О необходимости ограничения польских притязаний на право «нести свет просвещения» народным массам западных окраин, за которым скрывалось насаждение польской культуры и католическая агитация, имевшая своей конечной целью «отторгнуть местный народ от России и отделить Западный край от Русского государства», неоднократно заявлял виленский генерал-губернатор В.И. Назимов, постепенно отказывавшийся от своей примирительной позиции в отношении местной польской аристократии [21, с. 108-110]. Его позицию поддерживал попечитель Виленского учебного округа А.П. Ширинский-Шихматов, первым предложивший программу постепенного ограничения польского влияния в школе и ограничения применения польского языка в образовательном процессе [23, с. 18-19].
Устранение польского доминирования в образовательной сфере являлось важным элементом программы «деполонизации» и «оборонительной русификации» Западного края, разрабатываемой на рубеже 1850-1860-х гг. членами так называемого милютинского кружка чиновников и общественных деятелей. Одним из его представителей, видным государственным и общественным деятелем, ученым-экономистом А.П. Заблоцким-Десятовским, в 1861-1862 гг. было подготовлено несколько обстоятельных записок, адресованных к верховной имперской администрации. В них излагалась последовательная «система противодействия полонизации» западных губерний посредством обширного комплекса мер, среди которых значимая роль отводилась народному просвещению [24]. Ученый был противником принудительной русификации местного населения, настаивая на ненасильственных практиках «развития литовской, белорусской и малорусской народных стихий», что позволило бы превратить их в мощный культурный противовес польскому меньшинству. Он предлагал увеличить в регионе численность народных училищ, допустив в них обучение на местных языках - литовском (жмудском), белорусском и украинском, издавать и распространять книги на этих языках, а также допустить изучение их в местных средних и высших учебных заведениях [25].
А.П. Заблоцкий-Десятовский, вероятно, также являлся автором идеи учреждения Общества для распространения грамотности и православного образования в губерниях Киевского учебного округа, обсуждавшейся в кружке великой княгини Елены Павловны и в начале 1861 г. представленной киевскому генерал-губернатору князю И.И. Васильчикову. Цель этого общества, по словам его инициаторов, состояла не только в распространении народной грамотности, но в большей степени в «систематическом противодействии польско-католической пропаганде, которая в Западном крае под разными видами действует неусыпно» [26]. Несмотря на то, что князь И.И. Васильчиков и Киевский митрополит Арсений одобрили данную идею, поддержки в высших правительственных кругах она не получила, вероятнее всего, вследствие недоверия верховной власти к подобного рода общественным инициативам, хотя бы и имевшим вполне благонамеренные цели.
Январское восстание 1863-1864 гг. побудило власти перейти к жестким репрессивным мерам и политике открытой деполонизации западных губерний, в том числе в образовательной сфере, которая была признана одним из источников польской националистической и антиправительственной агитации. «Усмиритель» мятежа виленский генерал-губернатор М.Н. Муравьев сформировал общее направление образовательной политики в крае в новых условиях. Оно включало в себя всестороннюю деполониза-цию школьного дела, выражавшуюся в полном запрещении преподавания польского языка и переводе всего образовательного процесса на русский язык, а также в замещении польского педагогического состава русским; максимально возможную передачу начального образования в руки православного духовенства; сокращение численности гимназий, являвшихся «рассадником» польской пропаганды, а также создание в крае исключительно русского по языку и по духу высшего учебного заведения [27, с. 304-306].

* _Описание задания_: Скопируйте без изменений часть текста о школьной политике в Западном крае, которая открывается словами, содержащими «А.П. Заблоцкий-Десятовский, вероятно, также», и завершается словами «вполне благонамеренные цели.».

[Записи с рамками элементов]

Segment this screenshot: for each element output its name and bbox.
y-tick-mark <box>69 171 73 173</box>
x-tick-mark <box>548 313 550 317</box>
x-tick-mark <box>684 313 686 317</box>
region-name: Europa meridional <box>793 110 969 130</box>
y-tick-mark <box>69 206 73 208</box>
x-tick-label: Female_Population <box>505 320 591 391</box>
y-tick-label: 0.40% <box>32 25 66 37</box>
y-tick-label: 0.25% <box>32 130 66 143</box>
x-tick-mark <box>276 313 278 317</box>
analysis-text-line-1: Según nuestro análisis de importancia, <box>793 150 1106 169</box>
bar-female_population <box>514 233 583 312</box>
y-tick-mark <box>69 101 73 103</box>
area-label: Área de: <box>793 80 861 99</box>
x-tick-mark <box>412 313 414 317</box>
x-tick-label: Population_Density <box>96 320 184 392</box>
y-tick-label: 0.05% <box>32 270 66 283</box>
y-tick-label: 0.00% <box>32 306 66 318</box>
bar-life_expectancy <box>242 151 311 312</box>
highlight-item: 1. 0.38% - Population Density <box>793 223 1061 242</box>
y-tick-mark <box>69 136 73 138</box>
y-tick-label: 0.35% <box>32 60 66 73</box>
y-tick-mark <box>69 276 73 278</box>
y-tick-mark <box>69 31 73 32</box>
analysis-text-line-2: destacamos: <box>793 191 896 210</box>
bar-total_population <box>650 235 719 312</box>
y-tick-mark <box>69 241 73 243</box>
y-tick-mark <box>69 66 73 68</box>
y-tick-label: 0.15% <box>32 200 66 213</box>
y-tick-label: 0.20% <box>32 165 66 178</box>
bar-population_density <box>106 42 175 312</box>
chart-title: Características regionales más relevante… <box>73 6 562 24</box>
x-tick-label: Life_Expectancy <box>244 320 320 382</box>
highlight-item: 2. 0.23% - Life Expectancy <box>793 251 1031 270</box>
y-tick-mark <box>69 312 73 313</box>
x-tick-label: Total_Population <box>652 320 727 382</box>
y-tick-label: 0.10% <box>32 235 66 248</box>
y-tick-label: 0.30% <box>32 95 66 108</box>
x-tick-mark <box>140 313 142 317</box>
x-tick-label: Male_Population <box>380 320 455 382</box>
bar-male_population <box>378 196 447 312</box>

* _Ответ на задание_:
А.П. Заблоцкий-Десятовский, вероятно, также являлся автором идеи учреждения Общества для распространения грамотности и православного образования в губерниях Киевского учебного округа, обсуждавшейся в кружке великой княгини Елены Павловны и в начале 1861 г. представленной киевскому генерал-губернатору князю И.И. Васильчикову. Цель этого общества, по словам его инициаторов, состояла не только в распространении народной грамотности, но в большей степени в «систематическом противодействии польско-католической пропаганде, которая в Западном крае под разными видами действует неусыпно» [26]. Несмотря на то, что князь И.И. Васильчиков и Киевский митрополит Арсений одобрили данную идею, поддержки в высших правительственных кругах она не получила, вероятнее всего, вследствие недоверия верховной власти к подобного рода общественным инициативам, хотя бы и имевшим вполне благонамеренные цели.